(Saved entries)
Begin

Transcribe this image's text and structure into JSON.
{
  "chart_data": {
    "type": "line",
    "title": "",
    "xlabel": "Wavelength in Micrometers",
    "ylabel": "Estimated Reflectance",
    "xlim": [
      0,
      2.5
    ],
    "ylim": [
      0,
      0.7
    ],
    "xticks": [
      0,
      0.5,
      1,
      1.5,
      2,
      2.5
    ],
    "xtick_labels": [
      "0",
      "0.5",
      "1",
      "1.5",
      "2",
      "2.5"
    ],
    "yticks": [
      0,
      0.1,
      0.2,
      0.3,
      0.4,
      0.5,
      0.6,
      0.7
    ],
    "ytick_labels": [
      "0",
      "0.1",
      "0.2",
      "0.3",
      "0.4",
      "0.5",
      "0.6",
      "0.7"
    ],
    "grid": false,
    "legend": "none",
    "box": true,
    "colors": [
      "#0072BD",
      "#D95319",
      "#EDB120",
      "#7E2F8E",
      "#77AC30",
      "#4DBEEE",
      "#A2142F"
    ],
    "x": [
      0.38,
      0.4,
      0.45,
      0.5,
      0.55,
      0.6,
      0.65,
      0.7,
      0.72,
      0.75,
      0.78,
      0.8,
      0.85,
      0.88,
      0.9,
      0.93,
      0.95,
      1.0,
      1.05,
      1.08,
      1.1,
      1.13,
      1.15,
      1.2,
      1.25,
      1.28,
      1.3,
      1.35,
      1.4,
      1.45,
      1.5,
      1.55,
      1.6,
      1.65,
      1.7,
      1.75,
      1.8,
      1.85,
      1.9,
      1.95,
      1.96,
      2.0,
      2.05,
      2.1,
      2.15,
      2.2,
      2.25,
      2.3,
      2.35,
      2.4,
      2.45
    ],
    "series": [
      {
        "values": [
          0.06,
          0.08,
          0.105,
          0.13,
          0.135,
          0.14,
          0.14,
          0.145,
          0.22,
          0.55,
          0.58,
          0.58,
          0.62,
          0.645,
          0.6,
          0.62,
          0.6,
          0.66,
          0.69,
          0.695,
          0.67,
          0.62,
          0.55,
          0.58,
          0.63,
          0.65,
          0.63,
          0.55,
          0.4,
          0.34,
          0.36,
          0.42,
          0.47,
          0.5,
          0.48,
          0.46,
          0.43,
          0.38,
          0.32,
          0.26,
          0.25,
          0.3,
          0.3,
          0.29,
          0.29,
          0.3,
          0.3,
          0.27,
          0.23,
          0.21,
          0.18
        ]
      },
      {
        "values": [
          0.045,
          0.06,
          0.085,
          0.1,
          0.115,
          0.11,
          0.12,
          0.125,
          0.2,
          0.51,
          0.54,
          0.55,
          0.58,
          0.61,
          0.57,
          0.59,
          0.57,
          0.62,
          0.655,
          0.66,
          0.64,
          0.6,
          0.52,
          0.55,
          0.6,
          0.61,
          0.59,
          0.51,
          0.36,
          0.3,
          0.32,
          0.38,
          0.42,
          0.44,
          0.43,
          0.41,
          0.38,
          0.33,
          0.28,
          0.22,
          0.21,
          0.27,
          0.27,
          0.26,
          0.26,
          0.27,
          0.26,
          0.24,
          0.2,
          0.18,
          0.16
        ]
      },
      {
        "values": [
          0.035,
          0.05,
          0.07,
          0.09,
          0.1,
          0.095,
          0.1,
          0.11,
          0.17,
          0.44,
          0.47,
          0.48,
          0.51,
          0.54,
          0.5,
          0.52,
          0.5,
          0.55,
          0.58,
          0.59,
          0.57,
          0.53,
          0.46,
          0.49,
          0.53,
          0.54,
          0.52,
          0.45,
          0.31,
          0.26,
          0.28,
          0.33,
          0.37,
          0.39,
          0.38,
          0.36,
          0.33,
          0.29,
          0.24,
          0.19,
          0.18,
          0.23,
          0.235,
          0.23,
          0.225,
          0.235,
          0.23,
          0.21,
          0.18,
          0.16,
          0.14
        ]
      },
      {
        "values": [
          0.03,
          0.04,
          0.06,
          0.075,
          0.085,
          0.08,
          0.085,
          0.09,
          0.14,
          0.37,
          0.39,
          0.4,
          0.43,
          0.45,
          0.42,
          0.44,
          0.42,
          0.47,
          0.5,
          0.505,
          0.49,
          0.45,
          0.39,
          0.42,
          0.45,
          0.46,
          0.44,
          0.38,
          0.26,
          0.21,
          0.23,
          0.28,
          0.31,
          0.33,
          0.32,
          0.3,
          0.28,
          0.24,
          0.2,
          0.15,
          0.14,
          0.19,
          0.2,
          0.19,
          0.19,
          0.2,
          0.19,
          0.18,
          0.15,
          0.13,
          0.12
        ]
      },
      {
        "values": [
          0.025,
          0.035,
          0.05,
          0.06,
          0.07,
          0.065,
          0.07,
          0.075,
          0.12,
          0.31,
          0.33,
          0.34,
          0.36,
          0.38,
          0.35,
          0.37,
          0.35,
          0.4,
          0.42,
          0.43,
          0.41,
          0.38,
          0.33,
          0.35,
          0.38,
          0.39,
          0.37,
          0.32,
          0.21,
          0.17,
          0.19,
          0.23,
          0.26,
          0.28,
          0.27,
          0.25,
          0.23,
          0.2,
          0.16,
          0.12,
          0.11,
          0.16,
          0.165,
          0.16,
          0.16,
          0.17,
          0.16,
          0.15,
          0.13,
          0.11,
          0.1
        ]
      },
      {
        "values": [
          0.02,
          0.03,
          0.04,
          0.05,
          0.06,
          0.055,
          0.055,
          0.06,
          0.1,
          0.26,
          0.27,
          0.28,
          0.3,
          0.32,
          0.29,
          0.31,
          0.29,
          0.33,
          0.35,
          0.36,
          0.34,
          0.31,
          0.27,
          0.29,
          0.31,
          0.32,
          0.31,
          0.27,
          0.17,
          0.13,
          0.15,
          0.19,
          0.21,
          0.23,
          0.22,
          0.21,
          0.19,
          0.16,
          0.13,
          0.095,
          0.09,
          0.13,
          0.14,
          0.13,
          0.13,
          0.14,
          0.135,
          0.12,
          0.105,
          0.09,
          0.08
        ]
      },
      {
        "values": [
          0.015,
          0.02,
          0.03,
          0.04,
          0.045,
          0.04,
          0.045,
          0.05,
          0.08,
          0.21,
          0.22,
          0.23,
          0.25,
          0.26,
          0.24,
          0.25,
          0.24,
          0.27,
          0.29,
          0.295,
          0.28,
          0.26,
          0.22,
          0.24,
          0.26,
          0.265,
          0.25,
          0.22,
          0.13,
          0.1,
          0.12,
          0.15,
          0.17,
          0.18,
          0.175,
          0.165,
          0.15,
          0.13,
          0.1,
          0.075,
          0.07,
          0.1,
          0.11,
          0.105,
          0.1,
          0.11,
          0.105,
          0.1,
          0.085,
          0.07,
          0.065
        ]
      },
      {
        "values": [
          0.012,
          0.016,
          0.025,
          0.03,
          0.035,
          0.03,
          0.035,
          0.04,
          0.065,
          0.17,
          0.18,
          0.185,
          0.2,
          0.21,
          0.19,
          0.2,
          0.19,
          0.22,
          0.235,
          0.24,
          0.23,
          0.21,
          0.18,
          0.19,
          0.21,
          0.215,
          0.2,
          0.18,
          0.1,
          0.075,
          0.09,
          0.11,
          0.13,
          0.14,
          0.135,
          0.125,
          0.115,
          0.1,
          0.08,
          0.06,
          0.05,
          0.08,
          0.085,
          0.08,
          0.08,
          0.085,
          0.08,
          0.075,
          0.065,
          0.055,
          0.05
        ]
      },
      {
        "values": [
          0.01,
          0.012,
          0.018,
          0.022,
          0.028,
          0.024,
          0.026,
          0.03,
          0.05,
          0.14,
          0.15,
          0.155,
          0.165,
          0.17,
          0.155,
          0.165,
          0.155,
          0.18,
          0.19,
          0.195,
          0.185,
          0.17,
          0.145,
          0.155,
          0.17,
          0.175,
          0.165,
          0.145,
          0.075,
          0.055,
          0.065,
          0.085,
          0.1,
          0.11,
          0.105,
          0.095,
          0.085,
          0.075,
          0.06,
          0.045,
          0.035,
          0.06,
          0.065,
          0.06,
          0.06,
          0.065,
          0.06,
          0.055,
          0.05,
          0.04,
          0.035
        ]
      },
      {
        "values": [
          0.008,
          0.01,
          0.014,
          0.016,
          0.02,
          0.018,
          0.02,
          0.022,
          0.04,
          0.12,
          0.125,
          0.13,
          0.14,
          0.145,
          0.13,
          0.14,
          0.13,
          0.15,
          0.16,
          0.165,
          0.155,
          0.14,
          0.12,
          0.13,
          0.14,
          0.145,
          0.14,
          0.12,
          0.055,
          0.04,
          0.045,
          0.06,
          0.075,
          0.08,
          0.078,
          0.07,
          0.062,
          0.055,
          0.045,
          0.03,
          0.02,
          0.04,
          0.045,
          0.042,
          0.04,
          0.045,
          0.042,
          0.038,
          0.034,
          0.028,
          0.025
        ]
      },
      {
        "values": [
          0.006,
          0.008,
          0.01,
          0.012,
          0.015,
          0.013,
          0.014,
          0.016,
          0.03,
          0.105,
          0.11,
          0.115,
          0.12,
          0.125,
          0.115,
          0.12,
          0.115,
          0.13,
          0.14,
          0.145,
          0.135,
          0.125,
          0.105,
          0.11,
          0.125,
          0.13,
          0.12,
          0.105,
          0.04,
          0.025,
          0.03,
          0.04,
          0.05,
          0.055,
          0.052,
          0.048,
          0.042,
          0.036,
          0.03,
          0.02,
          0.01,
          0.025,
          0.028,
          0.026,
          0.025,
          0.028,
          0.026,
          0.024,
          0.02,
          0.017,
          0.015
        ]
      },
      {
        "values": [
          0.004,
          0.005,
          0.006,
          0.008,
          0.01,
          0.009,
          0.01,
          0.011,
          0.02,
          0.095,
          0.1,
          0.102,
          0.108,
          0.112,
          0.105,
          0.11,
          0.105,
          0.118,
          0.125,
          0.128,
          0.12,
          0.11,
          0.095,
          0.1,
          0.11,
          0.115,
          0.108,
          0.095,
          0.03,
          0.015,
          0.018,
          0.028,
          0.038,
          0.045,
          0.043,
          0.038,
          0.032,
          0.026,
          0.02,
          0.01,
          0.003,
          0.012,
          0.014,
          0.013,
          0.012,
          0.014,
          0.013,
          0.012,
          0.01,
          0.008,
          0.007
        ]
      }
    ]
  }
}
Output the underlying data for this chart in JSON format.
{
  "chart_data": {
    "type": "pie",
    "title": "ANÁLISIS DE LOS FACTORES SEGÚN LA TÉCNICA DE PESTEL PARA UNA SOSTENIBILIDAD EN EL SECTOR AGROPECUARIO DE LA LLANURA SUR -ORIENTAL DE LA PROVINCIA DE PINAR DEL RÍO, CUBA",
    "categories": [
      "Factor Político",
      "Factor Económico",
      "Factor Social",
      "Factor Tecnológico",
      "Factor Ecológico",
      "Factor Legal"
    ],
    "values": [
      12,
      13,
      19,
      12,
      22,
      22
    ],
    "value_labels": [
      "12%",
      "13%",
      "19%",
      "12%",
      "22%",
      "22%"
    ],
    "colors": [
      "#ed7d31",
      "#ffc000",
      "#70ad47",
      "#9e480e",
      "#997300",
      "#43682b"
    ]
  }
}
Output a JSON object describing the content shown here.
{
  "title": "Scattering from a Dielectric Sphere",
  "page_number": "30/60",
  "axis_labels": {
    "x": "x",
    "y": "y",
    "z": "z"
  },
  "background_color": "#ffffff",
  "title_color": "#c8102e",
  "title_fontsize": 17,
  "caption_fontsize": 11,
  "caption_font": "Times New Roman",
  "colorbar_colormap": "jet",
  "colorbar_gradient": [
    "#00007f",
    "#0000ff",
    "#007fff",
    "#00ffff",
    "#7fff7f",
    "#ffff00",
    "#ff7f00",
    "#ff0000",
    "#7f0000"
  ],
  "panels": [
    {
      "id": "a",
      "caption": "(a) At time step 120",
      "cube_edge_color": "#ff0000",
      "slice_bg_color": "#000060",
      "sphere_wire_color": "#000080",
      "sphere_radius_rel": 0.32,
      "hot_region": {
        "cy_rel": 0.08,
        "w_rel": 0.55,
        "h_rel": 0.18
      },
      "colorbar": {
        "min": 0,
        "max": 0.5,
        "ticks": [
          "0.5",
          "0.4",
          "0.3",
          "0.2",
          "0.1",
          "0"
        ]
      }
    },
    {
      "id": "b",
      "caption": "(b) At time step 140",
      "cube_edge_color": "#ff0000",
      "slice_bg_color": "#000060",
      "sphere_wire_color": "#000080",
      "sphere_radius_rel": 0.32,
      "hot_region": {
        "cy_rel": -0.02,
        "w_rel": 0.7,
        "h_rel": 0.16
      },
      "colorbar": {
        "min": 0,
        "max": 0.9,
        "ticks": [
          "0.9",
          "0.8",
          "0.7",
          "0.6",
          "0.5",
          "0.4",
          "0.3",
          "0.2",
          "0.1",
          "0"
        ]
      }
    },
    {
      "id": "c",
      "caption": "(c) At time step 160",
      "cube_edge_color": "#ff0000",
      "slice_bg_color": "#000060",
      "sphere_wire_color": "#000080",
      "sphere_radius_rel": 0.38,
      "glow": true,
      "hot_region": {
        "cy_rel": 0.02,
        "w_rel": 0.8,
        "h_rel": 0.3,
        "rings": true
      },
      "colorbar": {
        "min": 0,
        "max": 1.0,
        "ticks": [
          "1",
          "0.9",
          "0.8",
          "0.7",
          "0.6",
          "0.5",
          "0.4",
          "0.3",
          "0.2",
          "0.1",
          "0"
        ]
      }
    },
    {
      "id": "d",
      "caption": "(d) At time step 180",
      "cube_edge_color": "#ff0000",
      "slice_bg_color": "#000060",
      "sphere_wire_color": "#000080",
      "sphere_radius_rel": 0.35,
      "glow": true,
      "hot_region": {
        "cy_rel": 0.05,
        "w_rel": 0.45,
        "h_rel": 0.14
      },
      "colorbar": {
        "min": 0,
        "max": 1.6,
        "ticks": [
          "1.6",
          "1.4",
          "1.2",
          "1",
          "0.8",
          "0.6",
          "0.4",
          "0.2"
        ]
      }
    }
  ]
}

End

Goal of the exercise. What is the number of lines in the records that contain the string "JSON"? Give only that number.

Exercise answer. 3